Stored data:

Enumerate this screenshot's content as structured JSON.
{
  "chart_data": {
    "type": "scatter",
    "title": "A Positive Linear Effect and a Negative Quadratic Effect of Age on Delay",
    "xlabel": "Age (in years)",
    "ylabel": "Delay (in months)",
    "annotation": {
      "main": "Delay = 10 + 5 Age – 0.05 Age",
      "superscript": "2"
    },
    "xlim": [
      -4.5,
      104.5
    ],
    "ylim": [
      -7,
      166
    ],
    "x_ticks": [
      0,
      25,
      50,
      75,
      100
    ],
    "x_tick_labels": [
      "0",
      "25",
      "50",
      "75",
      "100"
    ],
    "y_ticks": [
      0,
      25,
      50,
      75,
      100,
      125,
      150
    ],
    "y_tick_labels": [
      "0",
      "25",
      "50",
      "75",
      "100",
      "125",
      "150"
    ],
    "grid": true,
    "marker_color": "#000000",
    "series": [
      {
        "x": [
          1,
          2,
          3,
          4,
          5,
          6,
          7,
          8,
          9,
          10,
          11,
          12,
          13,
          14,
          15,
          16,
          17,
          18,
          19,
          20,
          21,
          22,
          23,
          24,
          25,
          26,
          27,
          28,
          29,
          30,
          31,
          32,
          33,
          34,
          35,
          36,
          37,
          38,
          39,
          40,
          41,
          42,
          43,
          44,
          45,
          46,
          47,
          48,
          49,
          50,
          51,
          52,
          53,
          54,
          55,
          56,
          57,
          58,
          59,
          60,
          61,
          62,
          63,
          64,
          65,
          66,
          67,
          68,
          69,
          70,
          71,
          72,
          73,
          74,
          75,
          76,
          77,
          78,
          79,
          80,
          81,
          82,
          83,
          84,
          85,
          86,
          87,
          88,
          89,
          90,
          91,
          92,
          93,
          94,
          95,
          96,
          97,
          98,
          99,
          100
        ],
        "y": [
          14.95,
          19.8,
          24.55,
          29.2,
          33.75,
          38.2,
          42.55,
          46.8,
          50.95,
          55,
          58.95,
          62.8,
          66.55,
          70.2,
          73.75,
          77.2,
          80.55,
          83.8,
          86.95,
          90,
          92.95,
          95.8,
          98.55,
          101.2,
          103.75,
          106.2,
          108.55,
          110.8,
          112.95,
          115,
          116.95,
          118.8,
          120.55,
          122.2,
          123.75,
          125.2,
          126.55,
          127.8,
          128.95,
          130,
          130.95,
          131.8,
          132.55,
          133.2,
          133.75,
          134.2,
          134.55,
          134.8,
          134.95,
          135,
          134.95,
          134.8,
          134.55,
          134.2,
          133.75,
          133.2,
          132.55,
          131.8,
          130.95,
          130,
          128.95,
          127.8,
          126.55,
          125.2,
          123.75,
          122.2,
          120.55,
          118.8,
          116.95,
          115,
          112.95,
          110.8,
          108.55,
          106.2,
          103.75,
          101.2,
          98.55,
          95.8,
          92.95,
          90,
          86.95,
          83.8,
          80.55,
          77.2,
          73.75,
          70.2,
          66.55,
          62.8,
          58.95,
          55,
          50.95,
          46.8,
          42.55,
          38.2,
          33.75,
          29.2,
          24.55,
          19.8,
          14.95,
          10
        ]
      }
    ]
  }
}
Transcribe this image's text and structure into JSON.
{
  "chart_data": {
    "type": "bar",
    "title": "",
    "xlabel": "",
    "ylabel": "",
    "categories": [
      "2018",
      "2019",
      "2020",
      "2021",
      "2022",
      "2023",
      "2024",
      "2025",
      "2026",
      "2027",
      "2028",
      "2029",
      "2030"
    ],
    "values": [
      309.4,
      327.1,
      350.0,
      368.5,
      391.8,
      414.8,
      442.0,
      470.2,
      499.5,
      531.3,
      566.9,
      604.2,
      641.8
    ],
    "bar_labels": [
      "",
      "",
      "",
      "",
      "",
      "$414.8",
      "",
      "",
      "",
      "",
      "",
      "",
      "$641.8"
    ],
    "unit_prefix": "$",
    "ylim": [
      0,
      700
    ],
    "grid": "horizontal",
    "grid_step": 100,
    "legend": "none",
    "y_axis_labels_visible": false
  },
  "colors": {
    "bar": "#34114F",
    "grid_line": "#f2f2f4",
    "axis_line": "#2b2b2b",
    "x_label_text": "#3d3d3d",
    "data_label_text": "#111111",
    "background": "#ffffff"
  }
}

Set problem: Every record should be given again exactly.

Solution:
Enumerate this screenshot's content as structured JSON.
{
  "chart_data": {
    "type": "scatter",
    "title": "A Positive Linear Effect and a Negative Quadratic Effect of Age on Delay",
    "xlabel": "Age (in years)",
    "ylabel": "Delay (in months)",
    "annotation": {
      "main": "Delay = 10 + 5 Age – 0.05 Age",
      "superscript": "2"
    },
    "xlim": [
      -4.5,
      104.5
    ],
    "ylim": [
      -7,
      166
    ],
    "x_ticks": [
      0,
      25,
      50,
      75,
      100
    ],
    "x_tick_labels": [
      "0",
      "25",
      "50",
      "75",
      "100"
    ],
    "y_ticks": [
      0,
      25,
      50,
      75,
      100,
      125,
      150
    ],
    "y_tick_labels": [
      "0",
      "25",
      "50",
      "75",
      "100",
      "125",
      "150"
    ],
    "grid": true,
    "marker_color": "#000000",
    "series": [
      {
        "x": [
          1,
          2,
          3,
          4,
          5,
          6,
          7,
          8,
          9,
          10,
          11,
          12,
          13,
          14,
          15,
          16,
          17,
          18,
          19,
          20,
          21,
          22,
          23,
          24,
          25,
          26,
          27,
          28,
          29,
          30,
          31,
          32,
          33,
          34,
          35,
          36,
          37,
          38,
          39,
          40,
          41,
          42,
          43,
          44,
          45,
          46,
          47,
          48,
          49,
          50,
          51,
          52,
          53,
          54,
          55,
          56,
          57,
          58,
          59,
          60,
          61,
          62,
          63,
          64,
          65,
          66,
          67,
          68,
          69,
          70,
          71,
          72,
          73,
          74,
          75,
          76,
          77,
          78,
          79,
          80,
          81,
          82,
          83,
          84,
          85,
          86,
          87,
          88,
          89,
          90,
          91,
          92,
          93,
          94,
          95,
          96,
          97,
          98,
          99,
          100
        ],
        "y": [
          14.95,
          19.8,
          24.55,
          29.2,
          33.75,
          38.2,
          42.55,
          46.8,
          50.95,
          55,
          58.95,
          62.8,
          66.55,
          70.2,
          73.75,
          77.2,
          80.55,
          83.8,
          86.95,
          90,
          92.95,
          95.8,
          98.55,
          101.2,
          103.75,
          106.2,
          108.55,
          110.8,
          112.95,
          115,
          116.95,
          118.8,
          120.55,
          122.2,
          123.75,
          125.2,
          126.55,
          127.8,
          128.95,
          130,
          130.95,
          131.8,
          132.55,
          133.2,
          133.75,
          134.2,
          134.55,
          134.8,
          134.95,
          135,
          134.95,
          134.8,
          134.55,
          134.2,
          133.75,
          133.2,
          132.55,
          131.8,
          130.95,
          130,
          128.95,
          127.8,
          126.55,
          125.2,
          123.75,
          122.2,
          120.55,
          118.8,
          116.95,
          115,
          112.95,
          110.8,
          108.55,
          106.2,
          103.75,
          101.2,
          98.55,
          95.8,
          92.95,
          90,
          86.95,
          83.8,
          80.55,
          77.2,
          73.75,
          70.2,
          66.55,
          62.8,
          58.95,
          55,
          50.95,
          46.8,
          42.55,
          38.2,
          33.75,
          29.2,
          24.55,
          19.8,
          14.95,
          10
        ]
      }
    ]
  }
}
Transcribe this image's text and structure into JSON.
{
  "chart_data": {
    "type": "bar",
    "title": "",
    "xlabel": "",
    "ylabel": "",
    "categories": [
      "2018",
      "2019",
      "2020",
      "2021",
      "2022",
      "2023",
      "2024",
      "2025",
      "2026",
      "2027",
      "2028",
      "2029",
      "2030"
    ],
    "values": [
      309.4,
      327.1,
      350.0,
      368.5,
      391.8,
      414.8,
      442.0,
      470.2,
      499.5,
      531.3,
      566.9,
      604.2,
      641.8
    ],
    "bar_labels": [
      "",
      "",
      "",
      "",
      "",
      "$414.8",
      "",
      "",
      "",
      "",
      "",
      "",
      "$641.8"
    ],
    "unit_prefix": "$",
    "ylim": [
      0,
      700
    ],
    "grid": "horizontal",
    "grid_step": 100,
    "legend": "none",
    "y_axis_labels_visible": false
  },
  "colors": {
    "bar": "#34114F",
    "grid_line": "#f2f2f4",
    "axis_line": "#2b2b2b",
    "x_label_text": "#3d3d3d",
    "data_label_text": "#111111",
    "background": "#ffffff"
  }
}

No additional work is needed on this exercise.